- **DIRECTIONS**
Reproduce all the entries exactly and keep the pictures out.

- **DATA TO PROCESS**
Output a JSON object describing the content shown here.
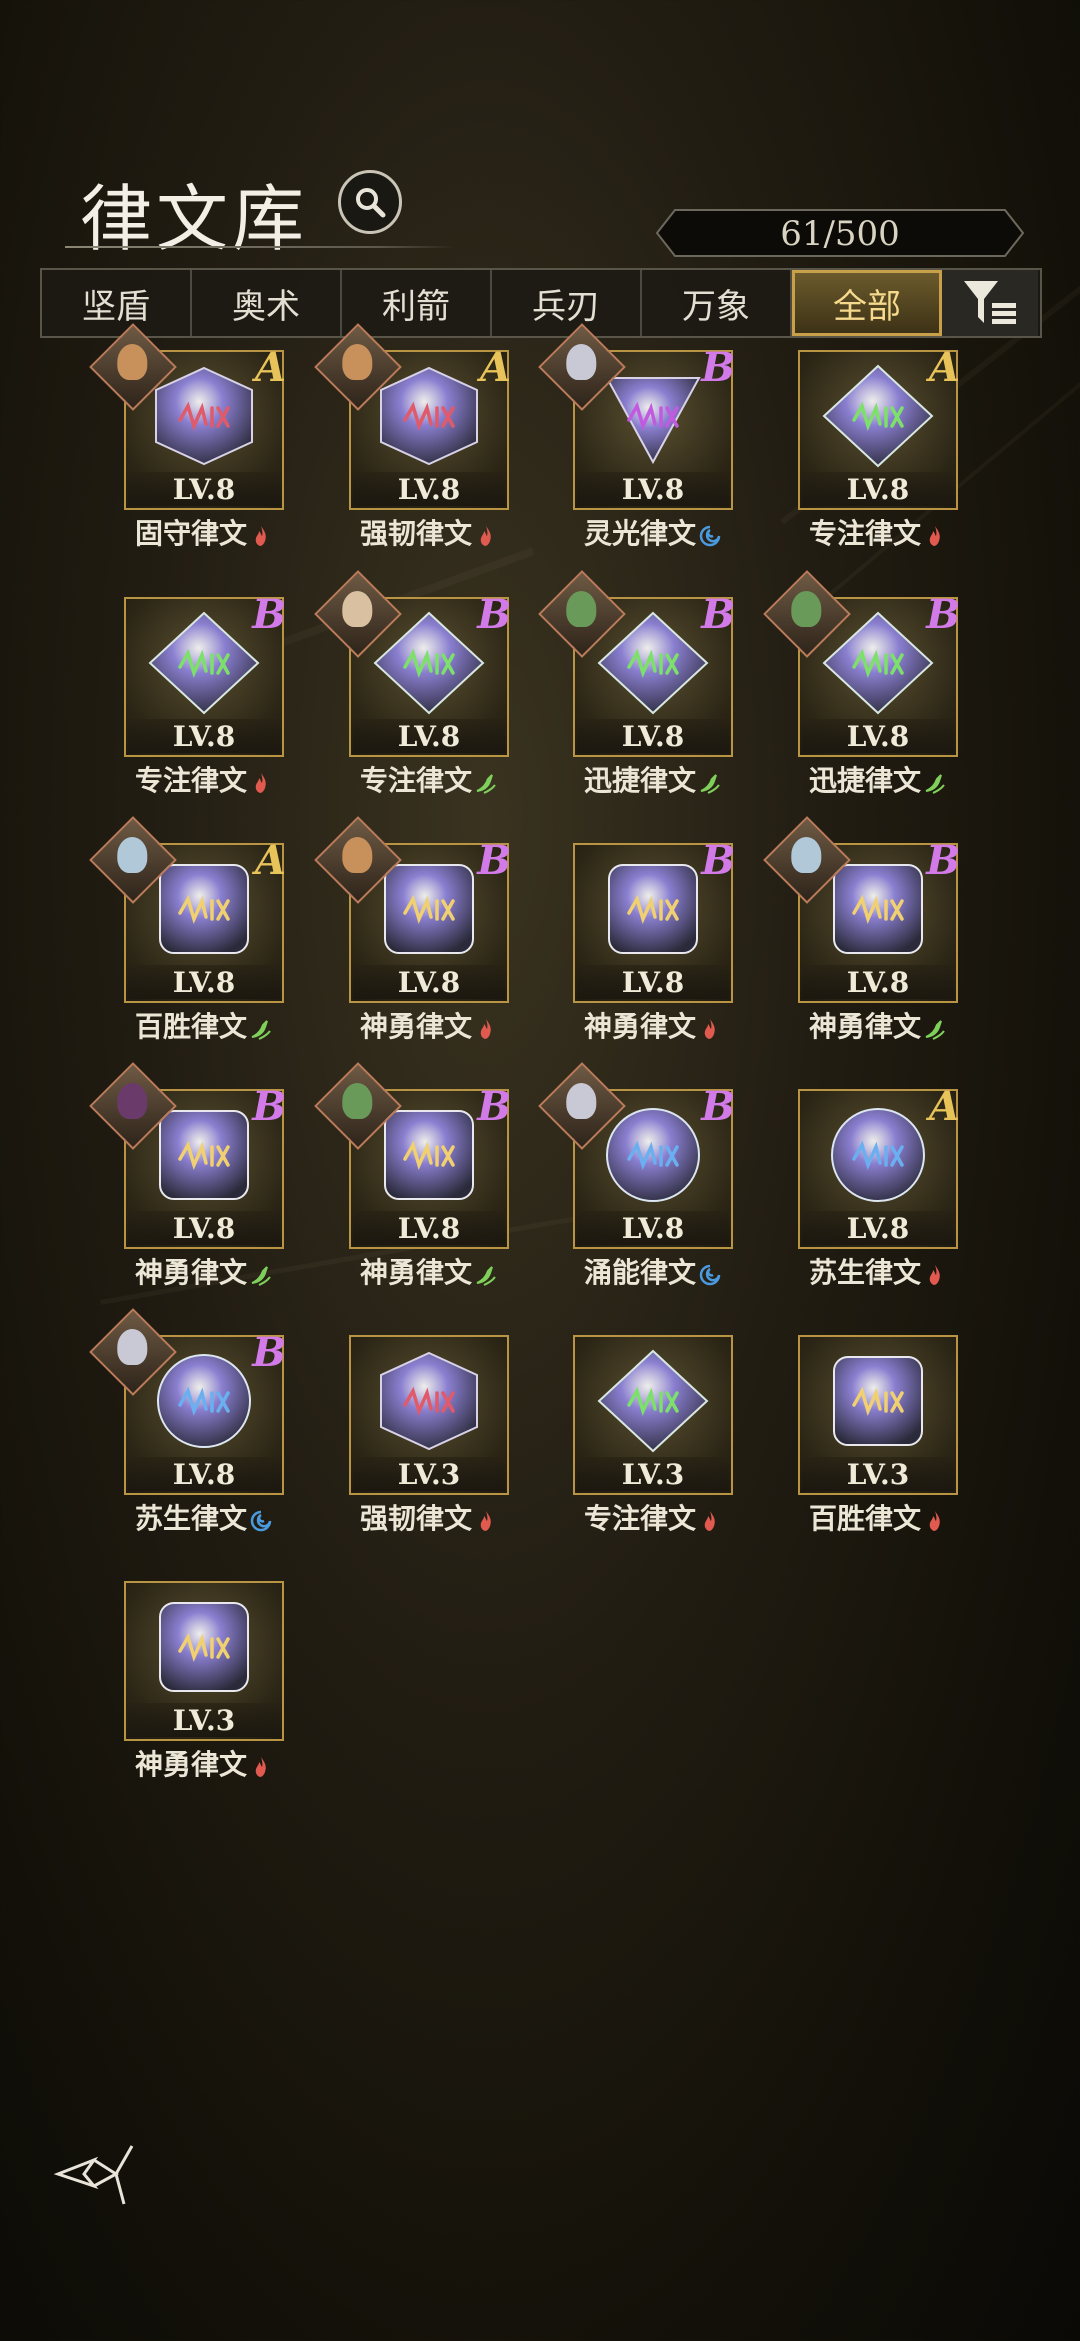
{
  "header": {
    "title": "律文库",
    "count": "61/500"
  },
  "tabs": [
    {
      "label": "坚盾",
      "active": false
    },
    {
      "label": "奥术",
      "active": false
    },
    {
      "label": "利箭",
      "active": false
    },
    {
      "label": "兵刃",
      "active": false
    },
    {
      "label": "万象",
      "active": false
    },
    {
      "label": "全部",
      "active": true
    }
  ],
  "colors": {
    "accent_gold": "#c9a04a",
    "grade_a": "#e8c35a",
    "grade_b": "#d17ae8",
    "fire": "#e05a50",
    "wind": "#7fd05a",
    "water": "#4a9ae0"
  },
  "runes": [
    {
      "name": "固守律文",
      "level": "LV.8",
      "grade": "A",
      "gem": "hex",
      "gem_color": "#8a7fd0",
      "rune_color": "#e05a6a",
      "element": "fire",
      "avatar": "#c8905a"
    },
    {
      "name": "强韧律文",
      "level": "LV.8",
      "grade": "A",
      "gem": "hex",
      "gem_color": "#8a7fd0",
      "rune_color": "#e05a6a",
      "element": "fire",
      "avatar": "#c8905a"
    },
    {
      "name": "灵光律文",
      "level": "LV.8",
      "grade": "B",
      "gem": "tri",
      "gem_color": "#9a8ad0",
      "rune_color": "#c25ae0",
      "element": "water",
      "avatar": "#c9c9d6"
    },
    {
      "name": "专注律文",
      "level": "LV.8",
      "grade": "A",
      "gem": "diamond",
      "gem_color": "#6fa08a",
      "rune_color": "#7de06a",
      "element": "fire",
      "avatar": null
    },
    {
      "name": "专注律文",
      "level": "LV.8",
      "grade": "B",
      "gem": "diamond",
      "gem_color": "#6fa08a",
      "rune_color": "#7de06a",
      "element": "fire",
      "avatar": null
    },
    {
      "name": "专注律文",
      "level": "LV.8",
      "grade": "B",
      "gem": "diamond",
      "gem_color": "#6fa08a",
      "rune_color": "#7de06a",
      "element": "wind",
      "avatar": "#d8c0a0"
    },
    {
      "name": "迅捷律文",
      "level": "LV.8",
      "grade": "B",
      "gem": "diamond",
      "gem_color": "#6fa08a",
      "rune_color": "#7de06a",
      "element": "wind",
      "avatar": "#6a9a5a"
    },
    {
      "name": "迅捷律文",
      "level": "LV.8",
      "grade": "B",
      "gem": "diamond",
      "gem_color": "#6fa08a",
      "rune_color": "#7de06a",
      "element": "wind",
      "avatar": "#6a9a5a"
    },
    {
      "name": "百胜律文",
      "level": "LV.8",
      "grade": "A",
      "gem": "square",
      "gem_color": "#a9b0b8",
      "rune_color": "#f0d070",
      "element": "wind",
      "avatar": "#b0c8d8"
    },
    {
      "name": "神勇律文",
      "level": "LV.8",
      "grade": "B",
      "gem": "square",
      "gem_color": "#a9b0b8",
      "rune_color": "#f0d070",
      "element": "fire",
      "avatar": "#c8905a"
    },
    {
      "name": "神勇律文",
      "level": "LV.8",
      "grade": "B",
      "gem": "square",
      "gem_color": "#a9b0b8",
      "rune_color": "#f0d070",
      "element": "fire",
      "avatar": null
    },
    {
      "name": "神勇律文",
      "level": "LV.8",
      "grade": "B",
      "gem": "square",
      "gem_color": "#a9b0b8",
      "rune_color": "#f0d070",
      "element": "wind",
      "avatar": "#b0c8d8"
    },
    {
      "name": "神勇律文",
      "level": "LV.8",
      "grade": "B",
      "gem": "square",
      "gem_color": "#a9b0b8",
      "rune_color": "#f0d070",
      "element": "wind",
      "avatar": "#6a3a6a"
    },
    {
      "name": "神勇律文",
      "level": "LV.8",
      "grade": "B",
      "gem": "square",
      "gem_color": "#a9b0b8",
      "rune_color": "#f0d070",
      "element": "wind",
      "avatar": "#6a9a5a"
    },
    {
      "name": "涌能律文",
      "level": "LV.8",
      "grade": "B",
      "gem": "circle",
      "gem_color": "#8aa0c0",
      "rune_color": "#6ab0f0",
      "element": "water",
      "avatar": "#c9c9d6"
    },
    {
      "name": "苏生律文",
      "level": "LV.8",
      "grade": "A",
      "gem": "circle",
      "gem_color": "#8aa0c0",
      "rune_color": "#6ab0f0",
      "element": "fire",
      "avatar": null
    },
    {
      "name": "苏生律文",
      "level": "LV.8",
      "grade": "B",
      "gem": "circle",
      "gem_color": "#8aa0c0",
      "rune_color": "#6ab0f0",
      "element": "water",
      "avatar": "#c9c9d6"
    },
    {
      "name": "强韧律文",
      "level": "LV.3",
      "grade": "",
      "gem": "hex",
      "gem_color": "#8a7fd0",
      "rune_color": "#e05a6a",
      "element": "fire",
      "avatar": null
    },
    {
      "name": "专注律文",
      "level": "LV.3",
      "grade": "",
      "gem": "diamond",
      "gem_color": "#6fa08a",
      "rune_color": "#7de06a",
      "element": "fire",
      "avatar": null
    },
    {
      "name": "百胜律文",
      "level": "LV.3",
      "grade": "",
      "gem": "square",
      "gem_color": "#a9b0b8",
      "rune_color": "#f0d070",
      "element": "fire",
      "avatar": null
    },
    {
      "name": "神勇律文",
      "level": "LV.3",
      "grade": "",
      "gem": "square",
      "gem_color": "#a9b0b8",
      "rune_color": "#f0d070",
      "element": "fire",
      "avatar": null
    }
  ]
}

- **THE COMPLETED TASK**
Output a JSON object describing the content shown here.
{
  "header": {
    "title": "律文库",
    "count": "61/500"
  },
  "tabs": [
    {
      "label": "坚盾",
      "active": false
    },
    {
      "label": "奥术",
      "active": false
    },
    {
      "label": "利箭",
      "active": false
    },
    {
      "label": "兵刃",
      "active": false
    },
    {
      "label": "万象",
      "active": false
    },
    {
      "label": "全部",
      "active": true
    }
  ],
  "colors": {
    "accent_gold": "#c9a04a",
    "grade_a": "#e8c35a",
    "grade_b": "#d17ae8",
    "fire": "#e05a50",
    "wind": "#7fd05a",
    "water": "#4a9ae0"
  },
  "runes": [
    {
      "name": "固守律文",
      "level": "LV.8",
      "grade": "A",
      "gem": "hex",
      "gem_color": "#8a7fd0",
      "rune_color": "#e05a6a",
      "element": "fire",
      "avatar": "#c8905a"
    },
    {
      "name": "强韧律文",
      "level": "LV.8",
      "grade": "A",
      "gem": "hex",
      "gem_color": "#8a7fd0",
      "rune_color": "#e05a6a",
      "element": "fire",
      "avatar": "#c8905a"
    },
    {
      "name": "灵光律文",
      "level": "LV.8",
      "grade": "B",
      "gem": "tri",
      "gem_color": "#9a8ad0",
      "rune_color": "#c25ae0",
      "element": "water",
      "avatar": "#c9c9d6"
    },
    {
      "name": "专注律文",
      "level": "LV.8",
      "grade": "A",
      "gem": "diamond",
      "gem_color": "#6fa08a",
      "rune_color": "#7de06a",
      "element": "fire",
      "avatar": null
    },
    {
      "name": "专注律文",
      "level": "LV.8",
      "grade": "B",
      "gem": "diamond",
      "gem_color": "#6fa08a",
      "rune_color": "#7de06a",
      "element": "fire",
      "avatar": null
    },
    {
      "name": "专注律文",
      "level": "LV.8",
      "grade": "B",
      "gem": "diamond",
      "gem_color": "#6fa08a",
      "rune_color": "#7de06a",
      "element": "wind",
      "avatar": "#d8c0a0"
    },
    {
      "name": "迅捷律文",
      "level": "LV.8",
      "grade": "B",
      "gem": "diamond",
      "gem_color": "#6fa08a",
      "rune_color": "#7de06a",
      "element": "wind",
      "avatar": "#6a9a5a"
    },
    {
      "name": "迅捷律文",
      "level": "LV.8",
      "grade": "B",
      "gem": "diamond",
      "gem_color": "#6fa08a",
      "rune_color": "#7de06a",
      "element": "wind",
      "avatar": "#6a9a5a"
    },
    {
      "name": "百胜律文",
      "level": "LV.8",
      "grade": "A",
      "gem": "square",
      "gem_color": "#a9b0b8",
      "rune_color": "#f0d070",
      "element": "wind",
      "avatar": "#b0c8d8"
    },
    {
      "name": "神勇律文",
      "level": "LV.8",
      "grade": "B",
      "gem": "square",
      "gem_color": "#a9b0b8",
      "rune_color": "#f0d070",
      "element": "fire",
      "avatar": "#c8905a"
    },
    {
      "name": "神勇律文",
      "level": "LV.8",
      "grade": "B",
      "gem": "square",
      "gem_color": "#a9b0b8",
      "rune_color": "#f0d070",
      "element": "fire",
      "avatar": null
    },
    {
      "name": "神勇律文",
      "level": "LV.8",
      "grade": "B",
      "gem": "square",
      "gem_color": "#a9b0b8",
      "rune_color": "#f0d070",
      "element": "wind",
      "avatar": "#b0c8d8"
    },
    {
      "name": "神勇律文",
      "level": "LV.8",
      "grade": "B",
      "gem": "square",
      "gem_color": "#a9b0b8",
      "rune_color": "#f0d070",
      "element": "wind",
      "avatar": "#6a3a6a"
    },
    {
      "name": "神勇律文",
      "level": "LV.8",
      "grade": "B",
      "gem": "square",
      "gem_color": "#a9b0b8",
      "rune_color": "#f0d070",
      "element": "wind",
      "avatar": "#6a9a5a"
    },
    {
      "name": "涌能律文",
      "level": "LV.8",
      "grade": "B",
      "gem": "circle",
      "gem_color": "#8aa0c0",
      "rune_color": "#6ab0f0",
      "element": "water",
      "avatar": "#c9c9d6"
    },
    {
      "name": "苏生律文",
      "level": "LV.8",
      "grade": "A",
      "gem": "circle",
      "gem_color": "#8aa0c0",
      "rune_color": "#6ab0f0",
      "element": "fire",
      "avatar": null
    },
    {
      "name": "苏生律文",
      "level": "LV.8",
      "grade": "B",
      "gem": "circle",
      "gem_color": "#8aa0c0",
      "rune_color": "#6ab0f0",
      "element": "water",
      "avatar": "#c9c9d6"
    },
    {
      "name": "强韧律文",
      "level": "LV.3",
      "grade": "",
      "gem": "hex",
      "gem_color": "#8a7fd0",
      "rune_color": "#e05a6a",
      "element": "fire",
      "avatar": null
    },
    {
      "name": "专注律文",
      "level": "LV.3",
      "grade": "",
      "gem": "diamond",
      "gem_color": "#6fa08a",
      "rune_color": "#7de06a",
      "element": "fire",
      "avatar": null
    },
    {
      "name": "百胜律文",
      "level": "LV.3",
      "grade": "",
      "gem": "square",
      "gem_color": "#a9b0b8",
      "rune_color": "#f0d070",
      "element": "fire",
      "avatar": null
    },
    {
      "name": "神勇律文",
      "level": "LV.3",
      "grade": "",
      "gem": "square",
      "gem_color": "#a9b0b8",
      "rune_color": "#f0d070",
      "element": "fire",
      "avatar": null
    }
  ]
}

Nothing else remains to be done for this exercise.